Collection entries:

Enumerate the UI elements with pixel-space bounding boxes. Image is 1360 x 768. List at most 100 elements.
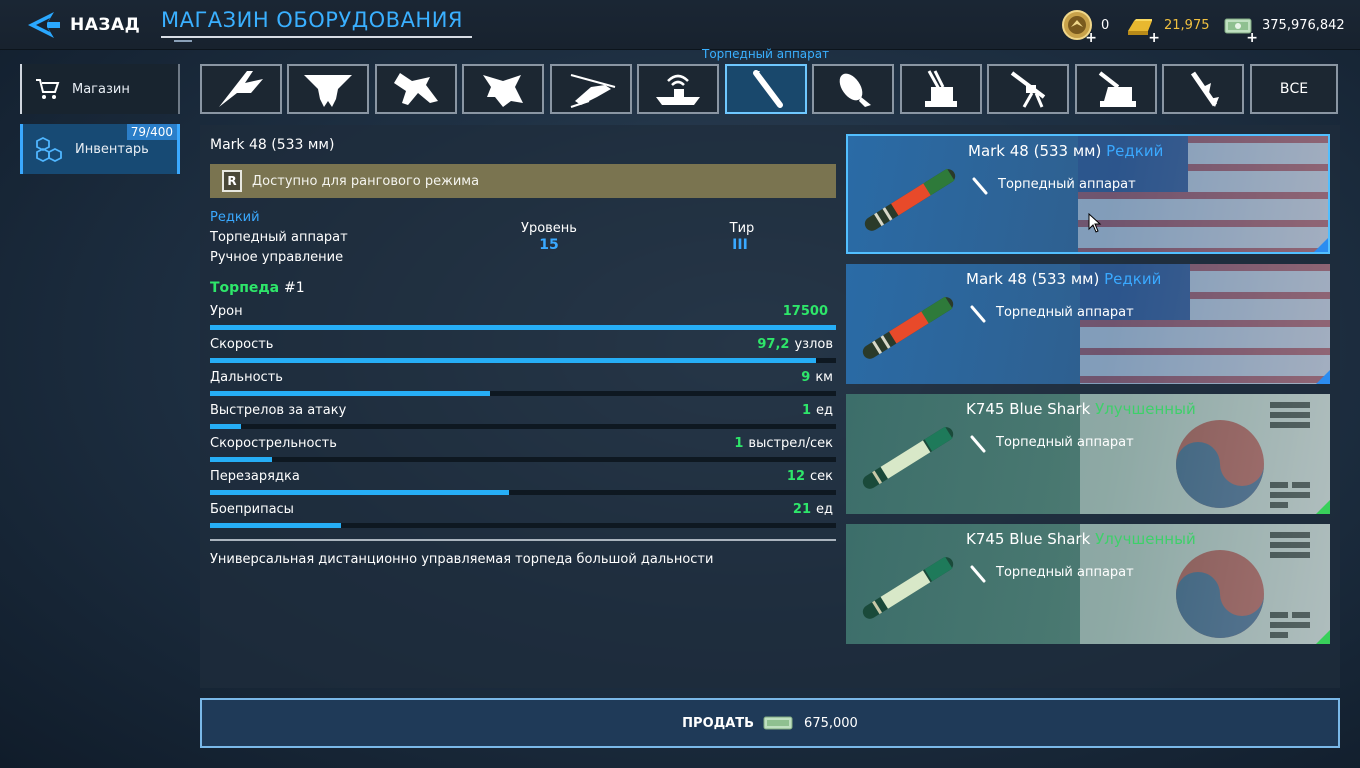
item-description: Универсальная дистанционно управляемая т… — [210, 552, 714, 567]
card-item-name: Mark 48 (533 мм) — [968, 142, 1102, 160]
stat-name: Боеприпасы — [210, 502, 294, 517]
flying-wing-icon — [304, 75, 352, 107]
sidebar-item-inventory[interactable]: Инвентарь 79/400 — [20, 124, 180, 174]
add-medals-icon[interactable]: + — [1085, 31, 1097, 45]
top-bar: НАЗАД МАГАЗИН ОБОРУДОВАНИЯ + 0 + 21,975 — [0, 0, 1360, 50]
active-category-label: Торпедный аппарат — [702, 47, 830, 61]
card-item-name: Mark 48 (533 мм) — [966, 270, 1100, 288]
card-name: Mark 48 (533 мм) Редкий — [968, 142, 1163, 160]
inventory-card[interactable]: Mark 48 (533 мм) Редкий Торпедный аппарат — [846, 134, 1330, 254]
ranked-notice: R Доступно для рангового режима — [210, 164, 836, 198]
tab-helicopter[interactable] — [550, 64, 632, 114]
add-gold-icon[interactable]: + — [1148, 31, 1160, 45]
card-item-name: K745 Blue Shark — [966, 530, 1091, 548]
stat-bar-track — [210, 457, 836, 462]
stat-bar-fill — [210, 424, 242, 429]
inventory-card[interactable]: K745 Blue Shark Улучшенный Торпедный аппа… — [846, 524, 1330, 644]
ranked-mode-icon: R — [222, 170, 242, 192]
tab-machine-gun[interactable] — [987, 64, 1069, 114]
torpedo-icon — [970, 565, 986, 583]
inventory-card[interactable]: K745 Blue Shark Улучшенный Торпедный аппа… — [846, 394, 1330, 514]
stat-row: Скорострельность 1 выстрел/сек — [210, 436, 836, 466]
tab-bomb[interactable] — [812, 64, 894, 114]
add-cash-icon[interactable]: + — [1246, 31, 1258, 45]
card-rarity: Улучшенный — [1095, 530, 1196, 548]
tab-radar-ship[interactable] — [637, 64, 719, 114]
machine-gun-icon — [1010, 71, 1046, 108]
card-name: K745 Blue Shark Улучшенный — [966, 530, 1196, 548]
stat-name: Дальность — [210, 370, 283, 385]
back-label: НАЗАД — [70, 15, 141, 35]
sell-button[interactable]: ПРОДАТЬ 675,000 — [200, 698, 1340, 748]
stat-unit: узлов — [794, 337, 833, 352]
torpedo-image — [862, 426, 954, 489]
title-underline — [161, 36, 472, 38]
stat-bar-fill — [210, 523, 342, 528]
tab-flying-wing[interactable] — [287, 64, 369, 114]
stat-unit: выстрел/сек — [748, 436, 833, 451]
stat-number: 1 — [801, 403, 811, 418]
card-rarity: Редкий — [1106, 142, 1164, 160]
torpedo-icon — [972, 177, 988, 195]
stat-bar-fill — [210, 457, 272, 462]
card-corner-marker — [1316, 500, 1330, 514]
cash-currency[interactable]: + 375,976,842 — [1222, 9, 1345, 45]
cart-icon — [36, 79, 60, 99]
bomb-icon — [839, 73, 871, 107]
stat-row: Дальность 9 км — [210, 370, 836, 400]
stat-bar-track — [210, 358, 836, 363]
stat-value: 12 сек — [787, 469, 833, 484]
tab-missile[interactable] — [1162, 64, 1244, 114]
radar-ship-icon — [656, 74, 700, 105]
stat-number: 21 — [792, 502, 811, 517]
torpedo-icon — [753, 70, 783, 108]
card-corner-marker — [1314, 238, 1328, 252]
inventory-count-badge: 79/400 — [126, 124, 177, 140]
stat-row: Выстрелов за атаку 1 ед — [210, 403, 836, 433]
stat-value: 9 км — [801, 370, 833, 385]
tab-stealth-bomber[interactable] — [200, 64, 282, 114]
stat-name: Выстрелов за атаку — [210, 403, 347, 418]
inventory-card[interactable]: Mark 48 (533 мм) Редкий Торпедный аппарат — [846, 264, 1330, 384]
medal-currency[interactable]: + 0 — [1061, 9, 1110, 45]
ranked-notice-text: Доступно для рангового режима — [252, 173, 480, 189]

What you will do
Show every line of the entries above that contains the string "name". Case counts.

Response
card-item-name: Mark 48 (533 мм) — [968, 142, 1102, 160]
stat-name: Боеприпасы — [210, 502, 294, 517]
card-item-name: Mark 48 (533 мм) — [966, 270, 1100, 288]
card-name: Mark 48 (533 мм) Редкий — [968, 142, 1163, 160]
card-item-name: K745 Blue Shark — [966, 530, 1091, 548]
card-name: K745 Blue Shark Улучшенный — [966, 530, 1196, 548]
stat-name: Дальность — [210, 370, 283, 385]
stat-name: Выстрелов за атаку — [210, 403, 347, 418]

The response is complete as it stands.